*AUFGABE A*
Prüfen Sie, ob die Aussagen (i), (ii) und (iii) mit der Rezension über Aribert Reimann übereinstimmen. Antworten Sie jeweils mit Ja oder Nein und zitieren Sie wörtlich die entscheidende Stelle der Rezension: (i) Reimann wurde 1936 geboren. (ii) Die Oper „Lear“ wurde in Schwetzingen uraufgeführt. (iii) Die Zusammenarbeit mit Dietrich Fischer-Dieskau begann 1958.

Frankfurter Allgemeine Zeitung - Rezension
Frankfurter Allgemeine Zeitung | Besprechung von 12.08.2005

Und wenn er etwas nicht leiden kann, dann sind es bewährte Rezepte
Zwischen atonaler Tonsprache und einer Griffigkeit, die sich nicht anbiedert: Wolfgang Burde über den Komponisten, Pianisten und Hochschullehrer Aribert Reimann

"Ich arbeite sehr nach dem Prinzip der Variationen", erläutert der 1936 in eine Berliner Musikerfamilie hineingeborene Komponist, Pianist und Hochschullehrer Aribert Reimann seine Arbeitsweise. "Wenn etwas wiederkommt, muß es anders wiederkommen, der Begriff der Metamorphose spielt in meinem Komponieren eine große Rolle." Diese Technik der variierenden Entwicklung musikalischer Zustände und Bewegungen aus Keimzellen - einem Klang, einem Intervall, einem Akkord oder einer Tonfolge - erinnert an die entwickelnde Variation, die Arnold Schönberg an Brahms, "dem Fortschrittlichen", entdeckte. Bewußt gliedert sich Reimann so in die Traditionskette ein - freilich ohne sich von ihr fesseln, seiner eigenen Musiksprache berauben zu lassen.

Selten sind bei einem Komponisten die frühen Prägungen trotz aller Metamorphosen so verfolgbar geblieben wie bei Reimann. Als Sohn zweier Musikprofessoren mit vor allem vokaler Fachrichtung wuchs er familienklimatisch ganz selbstverständlich zum Liederkomponisten heran, seit 1958 besonders angeregt durch die jahrzehntelange, fruchtbare Zusammenarbeit mit Dietrich Fischer-Dieskau, den er - wie andere berühmte Liedersänger - als international gefragter Klavierpartner begleitete. Doch Reimanns dramatisches Ausdrucksbedürfnis und seine Neigung zu großen Themen und berühmten Texten drängten zur Oper. Von den bislang sieben Gattungsbeiträgen könnten sich vor allem die 1971 in Schwetzingen uraufgeführte "Melusine" nach Yvan Goll und die sieben Jahre später in München herausgebrachte Shakespeare-Oper "Lear" im Repertoire halten - ein seltener Fall in der meist eintagsfliegenhaften zeitgenössischen Opernproduktion. Diese Überlebenskraft ist auch Reimanns Gratwanderung zwischen einer hochkomplexen, atonalen und farbreichen Tonsprache und einer nie sich anbiedernden Griffigkeit zu verdanken.

*EINGABEDATEN*

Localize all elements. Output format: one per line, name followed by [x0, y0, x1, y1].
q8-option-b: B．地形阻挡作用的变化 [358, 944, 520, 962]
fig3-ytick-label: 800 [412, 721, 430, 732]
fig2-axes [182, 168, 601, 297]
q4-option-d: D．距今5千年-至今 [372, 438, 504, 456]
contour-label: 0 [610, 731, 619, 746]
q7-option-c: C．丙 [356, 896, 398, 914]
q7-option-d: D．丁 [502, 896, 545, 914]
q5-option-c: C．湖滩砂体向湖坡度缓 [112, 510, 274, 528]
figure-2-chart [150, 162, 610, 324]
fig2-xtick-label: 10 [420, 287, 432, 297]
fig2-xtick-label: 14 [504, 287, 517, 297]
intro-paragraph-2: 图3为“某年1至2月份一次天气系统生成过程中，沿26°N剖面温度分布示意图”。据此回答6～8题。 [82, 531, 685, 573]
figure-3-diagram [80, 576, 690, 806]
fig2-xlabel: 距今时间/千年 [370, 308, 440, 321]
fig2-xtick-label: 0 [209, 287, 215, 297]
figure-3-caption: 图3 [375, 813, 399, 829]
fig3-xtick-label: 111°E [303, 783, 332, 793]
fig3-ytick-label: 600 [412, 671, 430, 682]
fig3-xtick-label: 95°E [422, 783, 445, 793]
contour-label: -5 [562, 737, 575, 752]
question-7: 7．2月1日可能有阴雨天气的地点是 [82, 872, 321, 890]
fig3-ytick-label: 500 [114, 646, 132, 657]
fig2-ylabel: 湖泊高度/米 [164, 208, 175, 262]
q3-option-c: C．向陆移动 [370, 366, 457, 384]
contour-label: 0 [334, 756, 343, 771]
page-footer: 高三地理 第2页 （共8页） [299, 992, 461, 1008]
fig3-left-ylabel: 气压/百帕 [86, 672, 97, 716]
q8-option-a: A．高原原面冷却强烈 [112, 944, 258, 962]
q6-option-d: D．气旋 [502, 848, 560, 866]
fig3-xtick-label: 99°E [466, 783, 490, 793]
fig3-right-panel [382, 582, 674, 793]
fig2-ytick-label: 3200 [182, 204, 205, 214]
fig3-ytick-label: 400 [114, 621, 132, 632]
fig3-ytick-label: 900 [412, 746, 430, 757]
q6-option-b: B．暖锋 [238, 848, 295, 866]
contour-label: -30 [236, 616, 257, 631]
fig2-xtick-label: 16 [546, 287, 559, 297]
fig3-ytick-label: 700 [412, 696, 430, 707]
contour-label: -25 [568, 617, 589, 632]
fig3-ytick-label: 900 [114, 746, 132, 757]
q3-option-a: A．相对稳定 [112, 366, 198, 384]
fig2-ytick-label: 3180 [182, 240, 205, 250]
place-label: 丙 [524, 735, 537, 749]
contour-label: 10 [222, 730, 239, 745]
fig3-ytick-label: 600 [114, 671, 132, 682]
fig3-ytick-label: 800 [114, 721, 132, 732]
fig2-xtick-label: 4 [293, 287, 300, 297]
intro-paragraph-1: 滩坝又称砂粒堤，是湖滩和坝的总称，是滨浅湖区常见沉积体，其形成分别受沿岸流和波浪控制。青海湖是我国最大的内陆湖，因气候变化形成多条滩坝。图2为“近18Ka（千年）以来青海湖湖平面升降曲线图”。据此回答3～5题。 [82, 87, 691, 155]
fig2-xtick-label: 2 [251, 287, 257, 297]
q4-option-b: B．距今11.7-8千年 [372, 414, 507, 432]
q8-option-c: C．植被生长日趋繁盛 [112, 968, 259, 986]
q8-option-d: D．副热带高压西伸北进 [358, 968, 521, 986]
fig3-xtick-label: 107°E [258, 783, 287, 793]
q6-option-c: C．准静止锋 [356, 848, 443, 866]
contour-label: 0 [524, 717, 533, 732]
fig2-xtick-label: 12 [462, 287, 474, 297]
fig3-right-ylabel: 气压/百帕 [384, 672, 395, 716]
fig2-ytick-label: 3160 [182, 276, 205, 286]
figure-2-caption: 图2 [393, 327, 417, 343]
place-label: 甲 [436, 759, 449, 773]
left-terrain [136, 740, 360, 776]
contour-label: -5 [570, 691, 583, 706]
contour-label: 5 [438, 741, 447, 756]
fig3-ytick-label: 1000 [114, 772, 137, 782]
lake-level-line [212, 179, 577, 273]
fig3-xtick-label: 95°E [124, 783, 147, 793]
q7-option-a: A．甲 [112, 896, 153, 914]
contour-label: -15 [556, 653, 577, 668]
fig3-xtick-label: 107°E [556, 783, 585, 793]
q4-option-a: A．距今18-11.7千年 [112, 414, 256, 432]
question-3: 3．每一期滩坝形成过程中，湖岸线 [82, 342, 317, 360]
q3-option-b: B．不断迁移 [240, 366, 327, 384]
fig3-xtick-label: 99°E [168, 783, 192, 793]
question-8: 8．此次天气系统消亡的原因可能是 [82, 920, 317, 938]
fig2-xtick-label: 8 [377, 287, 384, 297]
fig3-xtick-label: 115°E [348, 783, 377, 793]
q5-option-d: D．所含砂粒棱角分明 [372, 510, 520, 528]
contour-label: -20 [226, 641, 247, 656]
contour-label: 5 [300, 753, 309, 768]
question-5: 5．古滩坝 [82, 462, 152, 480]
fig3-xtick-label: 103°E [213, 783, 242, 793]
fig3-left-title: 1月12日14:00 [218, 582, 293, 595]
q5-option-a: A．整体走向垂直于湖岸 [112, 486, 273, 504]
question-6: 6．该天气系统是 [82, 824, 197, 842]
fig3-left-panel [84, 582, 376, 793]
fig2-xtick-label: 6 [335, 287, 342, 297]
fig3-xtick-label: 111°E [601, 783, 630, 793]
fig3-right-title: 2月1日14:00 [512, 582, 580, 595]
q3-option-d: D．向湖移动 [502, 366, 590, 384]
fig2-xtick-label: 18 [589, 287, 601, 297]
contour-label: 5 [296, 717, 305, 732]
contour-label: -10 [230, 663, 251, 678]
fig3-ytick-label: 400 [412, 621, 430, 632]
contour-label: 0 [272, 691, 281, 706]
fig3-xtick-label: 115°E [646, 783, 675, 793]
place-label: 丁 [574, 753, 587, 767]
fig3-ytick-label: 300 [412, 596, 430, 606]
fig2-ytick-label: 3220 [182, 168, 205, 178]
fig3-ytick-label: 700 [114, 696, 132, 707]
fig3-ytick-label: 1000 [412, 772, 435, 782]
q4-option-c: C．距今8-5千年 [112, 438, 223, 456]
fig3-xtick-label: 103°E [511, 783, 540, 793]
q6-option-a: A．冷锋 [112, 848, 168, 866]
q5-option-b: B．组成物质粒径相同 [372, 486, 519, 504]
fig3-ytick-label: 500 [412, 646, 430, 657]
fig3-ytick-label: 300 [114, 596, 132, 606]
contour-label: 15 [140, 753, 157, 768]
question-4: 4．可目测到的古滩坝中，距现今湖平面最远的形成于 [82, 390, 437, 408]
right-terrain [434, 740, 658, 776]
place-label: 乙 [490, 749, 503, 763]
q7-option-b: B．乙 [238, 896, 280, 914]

*AUFGABE B*
Zitieren Sie die Datensätze wörtlich vom Anfang bis zur Zeile mit "fig2-xlabel: 距今时间/千年 [370, 308, 440, 321]", diese Zeile eingeschlossen.

*LÖSUNG A*
(i) Ja: »der 1936 in eine Berliner Musikerfamilie hineingeborene Komponist«
(ii) Nein: »die sieben Jahre später in München herausgebrachte Shakespeare-Oper "Lear"«
(iii) Ja: »seit 1958 besonders angeregt durch die jahrzehntelange, fruchtbare Zusammenarbeit mit Dietrich Fischer-Dieskau«

*LÖSUNG B*
Localize all elements. Output format: one per line, name followed by [x0, y0, x1, y1].
q8-option-b: B．地形阻挡作用的变化 [358, 944, 520, 962]
fig3-ytick-label: 800 [412, 721, 430, 732]
fig2-axes [182, 168, 601, 297]
q4-option-d: D．距今5千年-至今 [372, 438, 504, 456]
contour-label: 0 [610, 731, 619, 746]
q7-option-c: C．丙 [356, 896, 398, 914]
q7-option-d: D．丁 [502, 896, 545, 914]
q5-option-c: C．湖滩砂体向湖坡度缓 [112, 510, 274, 528]
figure-2-chart [150, 162, 610, 324]
fig2-xtick-label: 10 [420, 287, 432, 297]
fig2-xtick-label: 14 [504, 287, 517, 297]
intro-paragraph-2: 图3为“某年1至2月份一次天气系统生成过程中，沿26°N剖面温度分布示意图”。据此回答6～8题。 [82, 531, 685, 573]
figure-3-diagram [80, 576, 690, 806]
fig2-xlabel: 距今时间/千年 [370, 308, 440, 321]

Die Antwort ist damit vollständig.